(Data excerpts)
--- --- ---

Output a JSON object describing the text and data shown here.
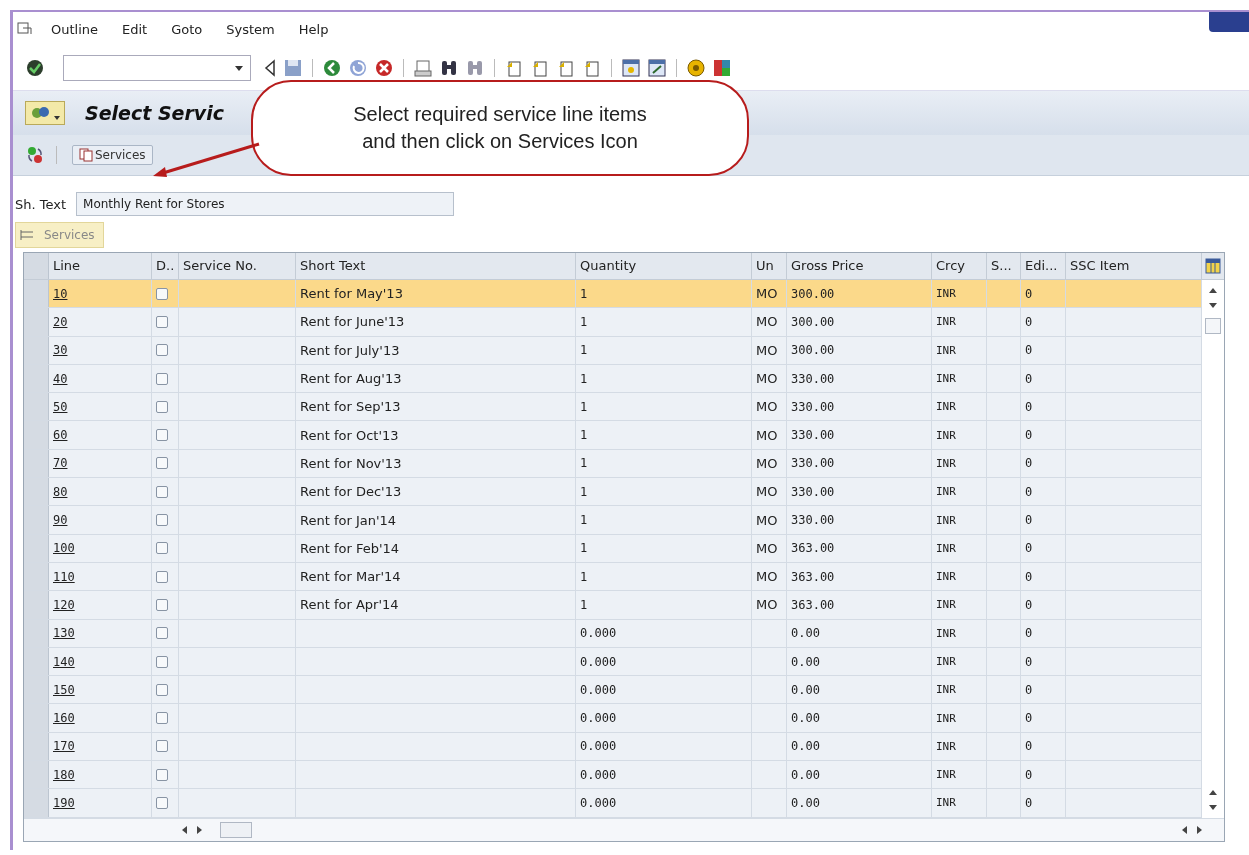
{
  "menu": [
    {
      "label": "Outline"
    },
    {
      "label": "Edit"
    },
    {
      "label": "Goto"
    },
    {
      "label": "System"
    },
    {
      "label": "Help"
    }
  ],
  "title": "Select Servic",
  "callout": {
    "text": "Select required service line items and then click on Services Icon"
  },
  "app_toolbar": {
    "services_button": "Services"
  },
  "short_text": {
    "label": "Sh. Text",
    "value": "Monthly Rent for Stores"
  },
  "tab": {
    "label": "Services"
  },
  "table": {
    "columns": [
      "Line",
      "D..",
      "Service No.",
      "Short Text",
      "Quantity",
      "Un",
      "Gross Price",
      "Crcy",
      "S...",
      "Edi...",
      "SSC Item"
    ],
    "rows": [
      {
        "line": "10",
        "checked": false,
        "short_text": "Rent for May'13",
        "quantity": "1",
        "unit": "MO",
        "gross_price": "300.00",
        "currency": "INR",
        "edition": "0",
        "selected": true
      },
      {
        "line": "20",
        "checked": false,
        "short_text": "Rent for June'13",
        "quantity": "1",
        "unit": "MO",
        "gross_price": "300.00",
        "currency": "INR",
        "edition": "0",
        "selected": false
      },
      {
        "line": "30",
        "checked": false,
        "short_text": "Rent for July'13",
        "quantity": "1",
        "unit": "MO",
        "gross_price": "300.00",
        "currency": "INR",
        "edition": "0",
        "selected": false
      },
      {
        "line": "40",
        "checked": false,
        "short_text": "Rent for Aug'13",
        "quantity": "1",
        "unit": "MO",
        "gross_price": "330.00",
        "currency": "INR",
        "edition": "0",
        "selected": false
      },
      {
        "line": "50",
        "checked": false,
        "short_text": "Rent for Sep'13",
        "quantity": "1",
        "unit": "MO",
        "gross_price": "330.00",
        "currency": "INR",
        "edition": "0",
        "selected": false
      },
      {
        "line": "60",
        "checked": false,
        "short_text": "Rent for Oct'13",
        "quantity": "1",
        "unit": "MO",
        "gross_price": "330.00",
        "currency": "INR",
        "edition": "0",
        "selected": false
      },
      {
        "line": "70",
        "checked": false,
        "short_text": "Rent for Nov'13",
        "quantity": "1",
        "unit": "MO",
        "gross_price": "330.00",
        "currency": "INR",
        "edition": "0",
        "selected": false
      },
      {
        "line": "80",
        "checked": false,
        "short_text": "Rent for Dec'13",
        "quantity": "1",
        "unit": "MO",
        "gross_price": "330.00",
        "currency": "INR",
        "edition": "0",
        "selected": false
      },
      {
        "line": "90",
        "checked": false,
        "short_text": "Rent for Jan'14",
        "quantity": "1",
        "unit": "MO",
        "gross_price": "330.00",
        "currency": "INR",
        "edition": "0",
        "selected": false
      },
      {
        "line": "100",
        "checked": false,
        "short_text": "Rent for Feb'14",
        "quantity": "1",
        "unit": "MO",
        "gross_price": "363.00",
        "currency": "INR",
        "edition": "0",
        "selected": false
      },
      {
        "line": "110",
        "checked": false,
        "short_text": "Rent for Mar'14",
        "quantity": "1",
        "unit": "MO",
        "gross_price": "363.00",
        "currency": "INR",
        "edition": "0",
        "selected": false
      },
      {
        "line": "120",
        "checked": false,
        "short_text": "Rent for Apr'14",
        "quantity": "1",
        "unit": "MO",
        "gross_price": "363.00",
        "currency": "INR",
        "edition": "0",
        "selected": false
      },
      {
        "line": "130",
        "checked": false,
        "quantity": "0.000",
        "gross_price": "0.00",
        "currency": "INR",
        "edition": "0",
        "selected": false
      },
      {
        "line": "140",
        "checked": false,
        "quantity": "0.000",
        "gross_price": "0.00",
        "currency": "INR",
        "edition": "0",
        "selected": false
      },
      {
        "line": "150",
        "checked": false,
        "quantity": "0.000",
        "gross_price": "0.00",
        "currency": "INR",
        "edition": "0",
        "selected": false
      },
      {
        "line": "160",
        "checked": false,
        "quantity": "0.000",
        "gross_price": "0.00",
        "currency": "INR",
        "edition": "0",
        "selected": false
      },
      {
        "line": "170",
        "checked": false,
        "quantity": "0.000",
        "gross_price": "0.00",
        "currency": "INR",
        "edition": "0",
        "selected": false
      },
      {
        "line": "180",
        "checked": false,
        "quantity": "0.000",
        "gross_price": "0.00",
        "currency": "INR",
        "edition": "0",
        "selected": false
      },
      {
        "line": "190",
        "checked": false,
        "quantity": "0.000",
        "gross_price": "0.00",
        "currency": "INR",
        "edition": "0",
        "selected": false
      }
    ]
  }
}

--- --- ---

Objective: What is the number of lines in the listing that contain the string "Services"? Reply with that number alone.

Solution for this task: 3